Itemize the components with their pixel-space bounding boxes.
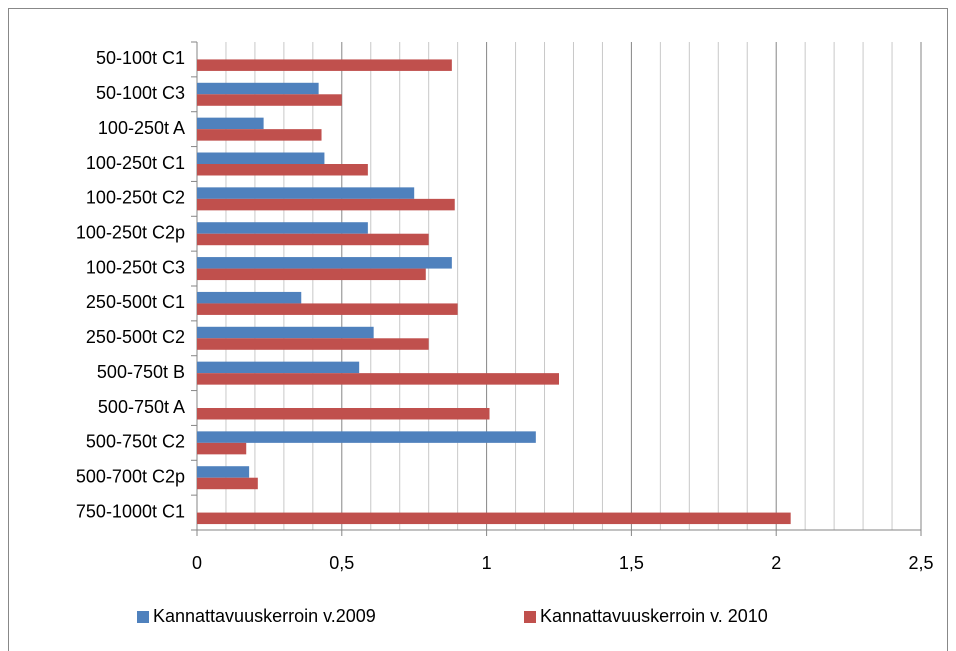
- y-tick-label: 750-1000t C1: [76, 501, 185, 521]
- bar: [197, 129, 322, 141]
- bar: [197, 94, 342, 106]
- bar: [197, 477, 258, 490]
- bar: [197, 222, 368, 234]
- y-tick-label: 50-100t C1: [96, 48, 185, 68]
- bar: [197, 257, 452, 269]
- bar: [197, 303, 458, 315]
- y-tick-label: 500-750t B: [97, 362, 185, 382]
- x-tick-label: 1,5: [619, 553, 644, 573]
- bar: [197, 442, 247, 455]
- legend-label: Kannattavuuskerroin v. 2010: [540, 606, 768, 626]
- bar: [197, 431, 536, 443]
- bar: [197, 59, 452, 71]
- y-tick-label: 100-250t C2: [86, 188, 185, 208]
- bar: [197, 164, 368, 176]
- bar: [197, 291, 302, 304]
- bar: [197, 152, 325, 164]
- x-tick-label: 1: [482, 553, 492, 573]
- bar: [197, 82, 319, 95]
- bar: [197, 466, 250, 478]
- y-tick-label: 100-250t A: [98, 118, 185, 138]
- x-tick-label: 0: [192, 553, 202, 573]
- y-tick-label: 100-250t C1: [86, 153, 185, 173]
- bar: [197, 187, 415, 199]
- bar: [197, 117, 264, 130]
- x-tick-label: 2: [771, 553, 781, 573]
- x-tick-label: 2,5: [908, 553, 933, 573]
- bar: [197, 268, 426, 281]
- y-tick-label: 500-750t A: [98, 397, 185, 417]
- legend-label: Kannattavuuskerroin v.2009: [153, 606, 376, 626]
- x-tick-label: 0,5: [329, 553, 354, 573]
- legend-swatch: [524, 611, 536, 623]
- y-tick-label: 500-700t C2p: [76, 466, 185, 486]
- bar: [197, 512, 791, 525]
- bar: [197, 408, 490, 420]
- bar: [197, 198, 455, 211]
- bar: [197, 338, 429, 350]
- bar: [197, 361, 360, 374]
- y-tick-label: 250-500t C1: [86, 292, 185, 312]
- y-tick-label: 250-500t C2: [86, 327, 185, 347]
- y-tick-label: 100-250t C3: [86, 257, 185, 277]
- bar: [197, 373, 559, 385]
- y-tick-label: 100-250t C2p: [76, 222, 185, 242]
- bar: [197, 326, 374, 339]
- y-tick-label: 500-750t C2: [86, 432, 185, 452]
- bar: [197, 233, 429, 246]
- legend-swatch: [137, 611, 149, 623]
- y-tick-label: 50-100t C3: [96, 83, 185, 103]
- chart-border: [8, 8, 948, 651]
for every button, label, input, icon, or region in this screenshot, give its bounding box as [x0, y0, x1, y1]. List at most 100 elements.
★ ★ ★ ★ ★
# [Your task]
Rewrite the material above, renaming "y-tick-label" to "row-label" everywhere it appears and changing nothing else. Omit the pictures from your answer.

# [Response for this exercise]
Itemize the components with their pixel-space bounding boxes.
- row-label: 750-1000t C1: [76, 501, 185, 521]
- bar: [197, 129, 322, 141]
- bar: [197, 94, 342, 106]
- bar: [197, 477, 258, 490]
- bar: [197, 222, 368, 234]
- row-label: 50-100t C1: [96, 48, 185, 68]
- bar: [197, 257, 452, 269]
- bar: [197, 303, 458, 315]
- row-label: 500-750t B: [97, 362, 185, 382]
- x-tick-label: 1,5: [619, 553, 644, 573]
- bar: [197, 442, 247, 455]
- legend-label: Kannattavuuskerroin v. 2010: [540, 606, 768, 626]
- bar: [197, 431, 536, 443]
- bar: [197, 59, 452, 71]
- row-label: 100-250t C2: [86, 188, 185, 208]
- bar: [197, 164, 368, 176]
- bar: [197, 291, 302, 304]
- bar: [197, 152, 325, 164]
- x-tick-label: 1: [482, 553, 492, 573]
- bar: [197, 82, 319, 95]
- bar: [197, 466, 250, 478]
- row-label: 100-250t A: [98, 118, 185, 138]
- x-tick-label: 0: [192, 553, 202, 573]
- row-label: 100-250t C1: [86, 153, 185, 173]
- bar: [197, 187, 415, 199]
- bar: [197, 117, 264, 130]
- x-tick-label: 2: [771, 553, 781, 573]
- x-tick-label: 2,5: [908, 553, 933, 573]
- bar: [197, 268, 426, 281]
- row-label: 500-750t A: [98, 397, 185, 417]
- legend-label: Kannattavuuskerroin v.2009: [153, 606, 376, 626]
- x-tick-label: 0,5: [329, 553, 354, 573]
- legend-swatch: [524, 611, 536, 623]
- row-label: 500-700t C2p: [76, 466, 185, 486]
- bar: [197, 512, 791, 525]
- bar: [197, 408, 490, 420]
- bar: [197, 198, 455, 211]
- bar: [197, 338, 429, 350]
- bar: [197, 361, 360, 374]
- row-label: 250-500t C1: [86, 292, 185, 312]
- row-label: 250-500t C2: [86, 327, 185, 347]
- row-label: 100-250t C3: [86, 257, 185, 277]
- bar: [197, 373, 559, 385]
- row-label: 100-250t C2p: [76, 222, 185, 242]
- bar: [197, 326, 374, 339]
- row-label: 500-750t C2: [86, 432, 185, 452]
- bar: [197, 233, 429, 246]
- legend-swatch: [137, 611, 149, 623]
- row-label: 50-100t C3: [96, 83, 185, 103]
- chart-border: [8, 8, 948, 651]
for every button, label, input, icon, or region in this screenshot, give its bounding box as [x0, y0, x1, y1]. List at most 100 elements.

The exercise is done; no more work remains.